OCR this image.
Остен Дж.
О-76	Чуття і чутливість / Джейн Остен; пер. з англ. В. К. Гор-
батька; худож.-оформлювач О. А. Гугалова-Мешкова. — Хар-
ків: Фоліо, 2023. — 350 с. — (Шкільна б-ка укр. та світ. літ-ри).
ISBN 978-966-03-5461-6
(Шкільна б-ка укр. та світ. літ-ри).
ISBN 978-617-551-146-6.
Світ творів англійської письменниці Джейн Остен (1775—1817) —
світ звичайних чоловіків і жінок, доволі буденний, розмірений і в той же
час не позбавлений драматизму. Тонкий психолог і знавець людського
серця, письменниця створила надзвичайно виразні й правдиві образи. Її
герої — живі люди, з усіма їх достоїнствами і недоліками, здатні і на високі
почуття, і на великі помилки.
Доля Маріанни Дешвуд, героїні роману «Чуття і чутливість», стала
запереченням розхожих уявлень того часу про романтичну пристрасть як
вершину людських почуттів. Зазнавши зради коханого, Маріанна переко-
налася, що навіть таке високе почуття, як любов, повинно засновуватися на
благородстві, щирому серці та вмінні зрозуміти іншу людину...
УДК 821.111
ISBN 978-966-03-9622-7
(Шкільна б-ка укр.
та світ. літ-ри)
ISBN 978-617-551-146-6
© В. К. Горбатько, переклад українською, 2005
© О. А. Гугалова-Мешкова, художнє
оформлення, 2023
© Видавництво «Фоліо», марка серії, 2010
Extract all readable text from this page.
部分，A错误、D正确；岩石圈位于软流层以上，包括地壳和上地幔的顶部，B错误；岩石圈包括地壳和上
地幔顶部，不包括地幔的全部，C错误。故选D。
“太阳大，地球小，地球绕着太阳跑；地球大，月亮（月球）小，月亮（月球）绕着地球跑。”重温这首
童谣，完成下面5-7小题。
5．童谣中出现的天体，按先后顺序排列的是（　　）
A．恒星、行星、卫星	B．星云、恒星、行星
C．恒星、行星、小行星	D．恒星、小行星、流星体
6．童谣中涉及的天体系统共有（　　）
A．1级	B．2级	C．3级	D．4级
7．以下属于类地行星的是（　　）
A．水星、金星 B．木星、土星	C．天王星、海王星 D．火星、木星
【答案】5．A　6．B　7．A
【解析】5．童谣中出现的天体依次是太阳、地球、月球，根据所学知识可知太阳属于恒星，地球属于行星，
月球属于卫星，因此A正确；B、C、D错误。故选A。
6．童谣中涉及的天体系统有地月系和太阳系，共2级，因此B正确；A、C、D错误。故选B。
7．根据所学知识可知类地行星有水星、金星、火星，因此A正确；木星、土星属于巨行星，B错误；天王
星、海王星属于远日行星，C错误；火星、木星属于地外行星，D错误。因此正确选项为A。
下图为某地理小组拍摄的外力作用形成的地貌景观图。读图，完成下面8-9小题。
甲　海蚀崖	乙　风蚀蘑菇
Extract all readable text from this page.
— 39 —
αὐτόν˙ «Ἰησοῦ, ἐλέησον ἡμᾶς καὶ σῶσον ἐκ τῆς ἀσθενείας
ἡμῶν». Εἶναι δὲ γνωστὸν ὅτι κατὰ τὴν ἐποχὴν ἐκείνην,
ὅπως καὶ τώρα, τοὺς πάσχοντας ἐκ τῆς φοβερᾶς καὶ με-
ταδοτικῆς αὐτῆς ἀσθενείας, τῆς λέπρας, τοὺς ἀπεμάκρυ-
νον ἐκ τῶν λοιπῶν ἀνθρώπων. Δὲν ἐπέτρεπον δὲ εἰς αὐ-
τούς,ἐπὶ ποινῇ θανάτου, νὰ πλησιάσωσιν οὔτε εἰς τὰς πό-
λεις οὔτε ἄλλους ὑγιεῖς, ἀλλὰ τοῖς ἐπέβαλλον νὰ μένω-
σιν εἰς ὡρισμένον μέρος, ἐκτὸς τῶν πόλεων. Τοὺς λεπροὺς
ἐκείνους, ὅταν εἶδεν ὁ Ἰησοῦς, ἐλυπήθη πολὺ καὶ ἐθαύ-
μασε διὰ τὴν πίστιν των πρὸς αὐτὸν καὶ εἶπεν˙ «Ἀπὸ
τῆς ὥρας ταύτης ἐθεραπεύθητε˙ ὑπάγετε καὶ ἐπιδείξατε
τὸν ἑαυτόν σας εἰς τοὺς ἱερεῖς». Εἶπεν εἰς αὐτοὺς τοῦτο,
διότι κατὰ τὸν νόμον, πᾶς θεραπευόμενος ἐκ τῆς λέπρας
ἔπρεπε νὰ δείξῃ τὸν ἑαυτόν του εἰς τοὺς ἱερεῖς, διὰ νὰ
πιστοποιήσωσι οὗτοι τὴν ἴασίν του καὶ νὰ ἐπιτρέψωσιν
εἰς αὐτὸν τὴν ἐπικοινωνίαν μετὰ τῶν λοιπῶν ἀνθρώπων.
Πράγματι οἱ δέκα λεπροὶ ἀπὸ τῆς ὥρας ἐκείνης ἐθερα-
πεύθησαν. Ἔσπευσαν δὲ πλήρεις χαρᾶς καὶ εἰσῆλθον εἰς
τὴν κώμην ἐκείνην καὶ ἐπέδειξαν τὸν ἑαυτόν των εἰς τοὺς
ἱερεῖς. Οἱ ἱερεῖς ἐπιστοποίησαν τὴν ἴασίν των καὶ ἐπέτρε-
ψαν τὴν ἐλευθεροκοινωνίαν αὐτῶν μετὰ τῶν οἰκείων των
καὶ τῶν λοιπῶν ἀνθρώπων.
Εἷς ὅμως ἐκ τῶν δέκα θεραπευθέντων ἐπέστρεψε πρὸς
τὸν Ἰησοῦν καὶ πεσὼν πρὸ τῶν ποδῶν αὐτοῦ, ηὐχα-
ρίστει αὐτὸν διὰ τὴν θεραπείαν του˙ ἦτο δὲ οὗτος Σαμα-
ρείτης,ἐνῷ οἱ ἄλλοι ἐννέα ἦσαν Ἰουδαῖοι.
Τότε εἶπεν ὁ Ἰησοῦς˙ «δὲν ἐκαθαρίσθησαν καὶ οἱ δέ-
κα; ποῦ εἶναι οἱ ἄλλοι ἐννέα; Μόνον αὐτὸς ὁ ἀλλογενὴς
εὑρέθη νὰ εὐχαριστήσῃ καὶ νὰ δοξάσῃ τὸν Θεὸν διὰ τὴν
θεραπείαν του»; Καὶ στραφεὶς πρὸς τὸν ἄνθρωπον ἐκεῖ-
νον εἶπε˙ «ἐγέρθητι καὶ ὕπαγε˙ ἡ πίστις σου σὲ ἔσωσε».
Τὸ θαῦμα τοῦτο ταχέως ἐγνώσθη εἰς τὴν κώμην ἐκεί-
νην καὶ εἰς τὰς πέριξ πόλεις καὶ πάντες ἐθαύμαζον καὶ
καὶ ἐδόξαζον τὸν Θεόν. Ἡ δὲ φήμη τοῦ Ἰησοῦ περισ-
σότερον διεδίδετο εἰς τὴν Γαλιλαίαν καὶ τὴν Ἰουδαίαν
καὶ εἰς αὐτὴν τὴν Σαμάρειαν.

EXERCISE: Print every entry exactly as written.

THE ANSWER:
OCR this image.
Остен Дж.
О-76	Чуття і чутливість / Джейн Остен; пер. з англ. В. К. Гор-
батька; худож.-оформлювач О. А. Гугалова-Мешкова. — Хар-
ків: Фоліо, 2023. — 350 с. — (Шкільна б-ка укр. та світ. літ-ри).
ISBN 978-966-03-5461-6
(Шкільна б-ка укр. та світ. літ-ри).
ISBN 978-617-551-146-6.
Світ творів англійської письменниці Джейн Остен (1775—1817) —
світ звичайних чоловіків і жінок, доволі буденний, розмірений і в той же
час не позбавлений драматизму. Тонкий психолог і знавець людського
серця, письменниця створила надзвичайно виразні й правдиві образи. Її
герої — живі люди, з усіма їх достоїнствами і недоліками, здатні і на високі
почуття, і на великі помилки.
Доля Маріанни Дешвуд, героїні роману «Чуття і чутливість», стала
запереченням розхожих уявлень того часу про романтичну пристрасть як
вершину людських почуттів. Зазнавши зради коханого, Маріанна переко-
налася, що навіть таке високе почуття, як любов, повинно засновуватися на
благородстві, щирому серці та вмінні зрозуміти іншу людину...
УДК 821.111
ISBN 978-966-03-9622-7
(Шкільна б-ка укр.
та світ. літ-ри)
ISBN 978-617-551-146-6
© В. К. Горбатько, переклад українською, 2005
© О. А. Гугалова-Мешкова, художнє
оформлення, 2023
© Видавництво «Фоліо», марка серії, 2010
Extract all readable text from this page.
部分，A错误、D正确；岩石圈位于软流层以上，包括地壳和上地幔的顶部，B错误；岩石圈包括地壳和上
地幔顶部，不包括地幔的全部，C错误。故选D。
“太阳大，地球小，地球绕着太阳跑；地球大，月亮（月球）小，月亮（月球）绕着地球跑。”重温这首
童谣，完成下面5-7小题。
5．童谣中出现的天体，按先后顺序排列的是（　　）
A．恒星、行星、卫星	B．星云、恒星、行星
C．恒星、行星、小行星	D．恒星、小行星、流星体
6．童谣中涉及的天体系统共有（　　）
A．1级	B．2级	C．3级	D．4级
7．以下属于类地行星的是（　　）
A．水星、金星 B．木星、土星	C．天王星、海王星 D．火星、木星
【答案】5．A　6．B　7．A
【解析】5．童谣中出现的天体依次是太阳、地球、月球，根据所学知识可知太阳属于恒星，地球属于行星，
月球属于卫星，因此A正确；B、C、D错误。故选A。
6．童谣中涉及的天体系统有地月系和太阳系，共2级，因此B正确；A、C、D错误。故选B。
7．根据所学知识可知类地行星有水星、金星、火星，因此A正确；木星、土星属于巨行星，B错误；天王
星、海王星属于远日行星，C错误；火星、木星属于地外行星，D错误。因此正确选项为A。
下图为某地理小组拍摄的外力作用形成的地貌景观图。读图，完成下面8-9小题。
甲　海蚀崖	乙　风蚀蘑菇
Extract all readable text from this page.
— 39 —
αὐτόν˙ «Ἰησοῦ, ἐλέησον ἡμᾶς καὶ σῶσον ἐκ τῆς ἀσθενείας
ἡμῶν». Εἶναι δὲ γνωστὸν ὅτι κατὰ τὴν ἐποχὴν ἐκείνην,
ὅπως καὶ τώρα, τοὺς πάσχοντας ἐκ τῆς φοβερᾶς καὶ με-
ταδοτικῆς αὐτῆς ἀσθενείας, τῆς λέπρας, τοὺς ἀπεμάκρυ-
νον ἐκ τῶν λοιπῶν ἀνθρώπων. Δὲν ἐπέτρεπον δὲ εἰς αὐ-
τούς,ἐπὶ ποινῇ θανάτου, νὰ πλησιάσωσιν οὔτε εἰς τὰς πό-
λεις οὔτε ἄλλους ὑγιεῖς, ἀλλὰ τοῖς ἐπέβαλλον νὰ μένω-
σιν εἰς ὡρισμένον μέρος, ἐκτὸς τῶν πόλεων. Τοὺς λεπροὺς
ἐκείνους, ὅταν εἶδεν ὁ Ἰησοῦς, ἐλυπήθη πολὺ καὶ ἐθαύ-
μασε διὰ τὴν πίστιν των πρὸς αὐτὸν καὶ εἶπεν˙ «Ἀπὸ
τῆς ὥρας ταύτης ἐθεραπεύθητε˙ ὑπάγετε καὶ ἐπιδείξατε
τὸν ἑαυτόν σας εἰς τοὺς ἱερεῖς». Εἶπεν εἰς αὐτοὺς τοῦτο,
διότι κατὰ τὸν νόμον, πᾶς θεραπευόμενος ἐκ τῆς λέπρας
ἔπρεπε νὰ δείξῃ τὸν ἑαυτόν του εἰς τοὺς ἱερεῖς, διὰ νὰ
πιστοποιήσωσι οὗτοι τὴν ἴασίν του καὶ νὰ ἐπιτρέψωσιν
εἰς αὐτὸν τὴν ἐπικοινωνίαν μετὰ τῶν λοιπῶν ἀνθρώπων.
Πράγματι οἱ δέκα λεπροὶ ἀπὸ τῆς ὥρας ἐκείνης ἐθερα-
πεύθησαν. Ἔσπευσαν δὲ πλήρεις χαρᾶς καὶ εἰσῆλθον εἰς
τὴν κώμην ἐκείνην καὶ ἐπέδειξαν τὸν ἑαυτόν των εἰς τοὺς
ἱερεῖς. Οἱ ἱερεῖς ἐπιστοποίησαν τὴν ἴασίν των καὶ ἐπέτρε-
ψαν τὴν ἐλευθεροκοινωνίαν αὐτῶν μετὰ τῶν οἰκείων των
καὶ τῶν λοιπῶν ἀνθρώπων.
Εἷς ὅμως ἐκ τῶν δέκα θεραπευθέντων ἐπέστρεψε πρὸς
τὸν Ἰησοῦν καὶ πεσὼν πρὸ τῶν ποδῶν αὐτοῦ, ηὐχα-
ρίστει αὐτὸν διὰ τὴν θεραπείαν του˙ ἦτο δὲ οὗτος Σαμα-
ρείτης,ἐνῷ οἱ ἄλλοι ἐννέα ἦσαν Ἰουδαῖοι.
Τότε εἶπεν ὁ Ἰησοῦς˙ «δὲν ἐκαθαρίσθησαν καὶ οἱ δέ-
κα; ποῦ εἶναι οἱ ἄλλοι ἐννέα; Μόνον αὐτὸς ὁ ἀλλογενὴς
εὑρέθη νὰ εὐχαριστήσῃ καὶ νὰ δοξάσῃ τὸν Θεὸν διὰ τὴν
θεραπείαν του»; Καὶ στραφεὶς πρὸς τὸν ἄνθρωπον ἐκεῖ-
νον εἶπε˙ «ἐγέρθητι καὶ ὕπαγε˙ ἡ πίστις σου σὲ ἔσωσε».
Τὸ θαῦμα τοῦτο ταχέως ἐγνώσθη εἰς τὴν κώμην ἐκεί-
νην καὶ εἰς τὰς πέριξ πόλεις καὶ πάντες ἐθαύμαζον καὶ
καὶ ἐδόξαζον τὸν Θεόν. Ἡ δὲ φήμη τοῦ Ἰησοῦ περισ-
σότερον διεδίδετο εἰς τὴν Γαλιλαίαν καὶ τὴν Ἰουδαίαν
καὶ εἰς αὐτὴν τὴν Σαμάρειαν.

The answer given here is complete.